== Goal ==
Please write out all the lines below as a numbered list, leaving out any blank lines.

*-*-*

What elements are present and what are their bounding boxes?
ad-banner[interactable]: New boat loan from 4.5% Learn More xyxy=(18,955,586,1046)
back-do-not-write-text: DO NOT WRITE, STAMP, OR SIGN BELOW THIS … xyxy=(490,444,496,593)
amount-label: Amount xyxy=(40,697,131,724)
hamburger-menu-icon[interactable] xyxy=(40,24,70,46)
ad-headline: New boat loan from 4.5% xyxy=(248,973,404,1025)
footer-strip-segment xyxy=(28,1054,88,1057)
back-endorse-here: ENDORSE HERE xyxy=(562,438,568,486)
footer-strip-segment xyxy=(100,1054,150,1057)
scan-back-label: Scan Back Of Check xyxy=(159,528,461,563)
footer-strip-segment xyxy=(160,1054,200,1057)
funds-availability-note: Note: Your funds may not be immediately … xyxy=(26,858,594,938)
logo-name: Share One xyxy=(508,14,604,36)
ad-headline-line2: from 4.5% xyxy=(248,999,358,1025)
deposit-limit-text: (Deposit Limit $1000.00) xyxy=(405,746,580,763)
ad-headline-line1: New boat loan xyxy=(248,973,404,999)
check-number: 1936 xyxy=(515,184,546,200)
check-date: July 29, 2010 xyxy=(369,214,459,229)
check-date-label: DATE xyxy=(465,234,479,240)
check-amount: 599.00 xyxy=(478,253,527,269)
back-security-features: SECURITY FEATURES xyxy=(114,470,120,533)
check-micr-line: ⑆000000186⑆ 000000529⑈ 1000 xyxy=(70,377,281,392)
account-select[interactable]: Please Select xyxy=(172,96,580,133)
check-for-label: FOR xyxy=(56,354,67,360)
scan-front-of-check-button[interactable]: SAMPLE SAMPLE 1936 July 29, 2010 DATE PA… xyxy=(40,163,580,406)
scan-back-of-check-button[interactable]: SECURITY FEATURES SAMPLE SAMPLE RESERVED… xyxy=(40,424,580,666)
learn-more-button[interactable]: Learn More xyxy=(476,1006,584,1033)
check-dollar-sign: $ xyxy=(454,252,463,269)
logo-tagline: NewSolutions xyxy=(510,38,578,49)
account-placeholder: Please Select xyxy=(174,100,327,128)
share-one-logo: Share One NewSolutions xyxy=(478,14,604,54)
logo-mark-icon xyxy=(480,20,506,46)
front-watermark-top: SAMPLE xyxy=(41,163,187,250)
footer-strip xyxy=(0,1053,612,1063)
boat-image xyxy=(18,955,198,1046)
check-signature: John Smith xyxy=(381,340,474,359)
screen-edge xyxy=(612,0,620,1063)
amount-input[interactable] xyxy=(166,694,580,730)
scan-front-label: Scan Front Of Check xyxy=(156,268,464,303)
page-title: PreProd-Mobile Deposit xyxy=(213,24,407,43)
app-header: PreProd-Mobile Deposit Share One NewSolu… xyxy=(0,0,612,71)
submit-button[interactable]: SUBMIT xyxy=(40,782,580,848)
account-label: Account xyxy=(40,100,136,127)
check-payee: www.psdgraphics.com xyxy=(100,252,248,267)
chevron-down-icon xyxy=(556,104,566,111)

*-*-*

== Finished task ==
1. What elements are present and what are their bounding boxes?
2. ad-banner[interactable]: New boat loan from 4.5% Learn More xyxy=(18,955,586,1046)
3. back-do-not-write-text: DO NOT WRITE, STAMP, OR SIGN BELOW THIS … xyxy=(490,444,496,593)
4. amount-label: Amount xyxy=(40,697,131,724)
5. hamburger-menu-icon[interactable] xyxy=(40,24,70,46)
6. ad-headline: New boat loan from 4.5% xyxy=(248,973,404,1025)
7. footer-strip-segment xyxy=(28,1054,88,1057)
8. back-endorse-here: ENDORSE HERE xyxy=(562,438,568,486)
9. footer-strip-segment xyxy=(100,1054,150,1057)
10. scan-back-label: Scan Back Of Check xyxy=(159,528,461,563)
11. footer-strip-segment xyxy=(160,1054,200,1057)
12. funds-availability-note: Note: Your funds may not be immediately … xyxy=(26,858,594,938)
13. logo-name: Share One xyxy=(508,14,604,36)
14. ad-headline-line2: from 4.5% xyxy=(248,999,358,1025)
15. deposit-limit-text: (Deposit Limit $1000.00) xyxy=(405,746,580,763)
16. ad-headline-line1: New boat loan xyxy=(248,973,404,999)
17. check-number: 1936 xyxy=(515,184,546,200)
18. check-date: July 29, 2010 xyxy=(369,214,459,229)
19. check-date-label: DATE xyxy=(465,234,479,240)
20. check-amount: 599.00 xyxy=(478,253,527,269)
21. back-security-features: SECURITY FEATURES xyxy=(114,470,120,533)
22. check-micr-line: ⑆000000186⑆ 000000529⑈ 1000 xyxy=(70,377,281,392)
23. account-select[interactable]: Please Select xyxy=(172,96,580,133)
24. check-for-label: FOR xyxy=(56,354,67,360)
25. scan-front-of-check-button[interactable]: SAMPLE SAMPLE 1936 July 29, 2010 DATE PA… xyxy=(40,163,580,406)
26. scan-back-of-check-button[interactable]: SECURITY FEATURES SAMPLE SAMPLE RESERVED… xyxy=(40,424,580,666)
27. learn-more-button[interactable]: Learn More xyxy=(476,1006,584,1033)
28. check-dollar-sign: $ xyxy=(454,252,463,269)
29. logo-tagline: NewSolutions xyxy=(510,38,578,49)
30. account-placeholder: Please Select xyxy=(174,100,327,128)
31. share-one-logo: Share One NewSolutions xyxy=(478,14,604,54)
32. logo-mark-icon xyxy=(480,20,506,46)
33. front-watermark-top: SAMPLE xyxy=(41,163,187,250)
34. footer-strip xyxy=(0,1053,612,1063)
35. boat-image xyxy=(18,955,198,1046)
36. check-signature: John Smith xyxy=(381,340,474,359)
37. screen-edge xyxy=(612,0,620,1063)
38. amount-input[interactable] xyxy=(166,694,580,730)
39. scan-front-label: Scan Front Of Check xyxy=(156,268,464,303)
40. page-title: PreProd-Mobile Deposit xyxy=(213,24,407,43)
41. app-header: PreProd-Mobile Deposit Share One NewSolu… xyxy=(0,0,612,71)
42. submit-button[interactable]: SUBMIT xyxy=(40,782,580,848)
43. account-label: Account xyxy=(40,100,136,127)
44. check-payee: www.psdgraphics.com xyxy=(100,252,248,267)
45. chevron-down-icon xyxy=(556,104,566,111)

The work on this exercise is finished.